Exercise goal:
Transcribe the material in full. Nothing should differ except that the pictures are left out.

Stored records:
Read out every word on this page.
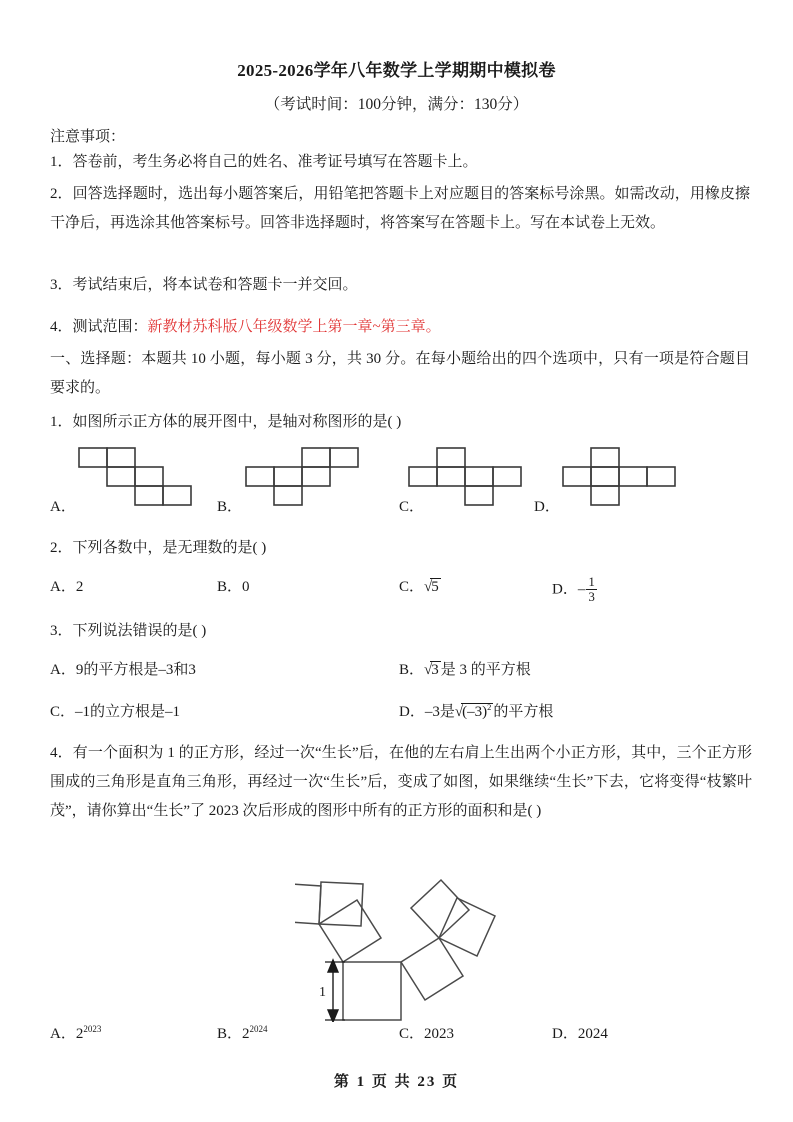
2025-2026学年八年数学上学期期中模拟卷
（考试时间：100分钟，满分：130分）
注意事项：
1．答卷前，考生务必将自己的姓名、准考证号填写在答题卡上。
2．回答选择题时，选出每小题答案后，用铅笔把答题卡上对应题目的答案标号涂黑。如需改动，用橡皮擦干净后，再选涂其他答案标号。回答非选择题时，将答案写在答题卡上。写在本试卷上无效。
3．考试结束后，将本试卷和答题卡一并交回。
4．测试范围：新教材苏科版八年级数学上第一章~第三章。
一、选择题：本题共 10 小题，每小题 3 分，共 30 分。在每小题给出的四个选项中，只有一项是符合题目要求的。
1．如图所示正方体的展开图中，是轴对称图形的是( )
A．	B．	C．	D．
2．下列各数中，是无理数的是( )
A．2	B．0	C．√5	D．– $\frac{1}{3}$
3．下列说法错误的是( )
A．9的平方根是–3和3	B．√3 是 3 的平方根
C．–1的立方根是–1	D．–3是$√(-3)^2$ 的平方根
4．有一个面积为 1 的正方形，经过一次“生长”后，在他的左右肩上生出两个小正方形，其中，三个正方形围成的三角形是直角三角形，再经过一次“生长”后，变成了如图，如果继续“生长”下去，它将变得“枝繁叶茂”，请你算出“生长”了 2023 次后形成的图形中所有的正方形的面积和是( )
1
A．$2^{2023}$	B．$2^{2024}$	C．2023	D．2024
第 1 页 共 23 页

Exercise output:
Read out every word on this page.
2025-2026学年八年数学上学期期中模拟卷
（考试时间：100分钟，满分：130分）
注意事项：
1．答卷前，考生务必将自己的姓名、准考证号填写在答题卡上。
2．回答选择题时，选出每小题答案后，用铅笔把答题卡上对应题目的答案标号涂黑。如需改动，用橡皮擦干净后，再选涂其他答案标号。回答非选择题时，将答案写在答题卡上。写在本试卷上无效。
3．考试结束后，将本试卷和答题卡一并交回。
4．测试范围：新教材苏科版八年级数学上第一章~第三章。
一、选择题：本题共 10 小题，每小题 3 分，共 30 分。在每小题给出的四个选项中，只有一项是符合题目要求的。
1．如图所示正方体的展开图中，是轴对称图形的是( )
A．	B．	C．	D．
2．下列各数中，是无理数的是( )
A．2	B．0	C．√5	D．– $\frac{1}{3}$
3．下列说法错误的是( )
A．9的平方根是–3和3	B．√3 是 3 的平方根
C．–1的立方根是–1	D．–3是$√(-3)^2$ 的平方根
4．有一个面积为 1 的正方形，经过一次“生长”后，在他的左右肩上生出两个小正方形，其中，三个正方形围成的三角形是直角三角形，再经过一次“生长”后，变成了如图，如果继续“生长”下去，它将变得“枝繁叶茂”，请你算出“生长”了 2023 次后形成的图形中所有的正方形的面积和是( )
1
A．$2^{2023}$	B．$2^{2024}$	C．2023	D．2024
第 1 页 共 23 页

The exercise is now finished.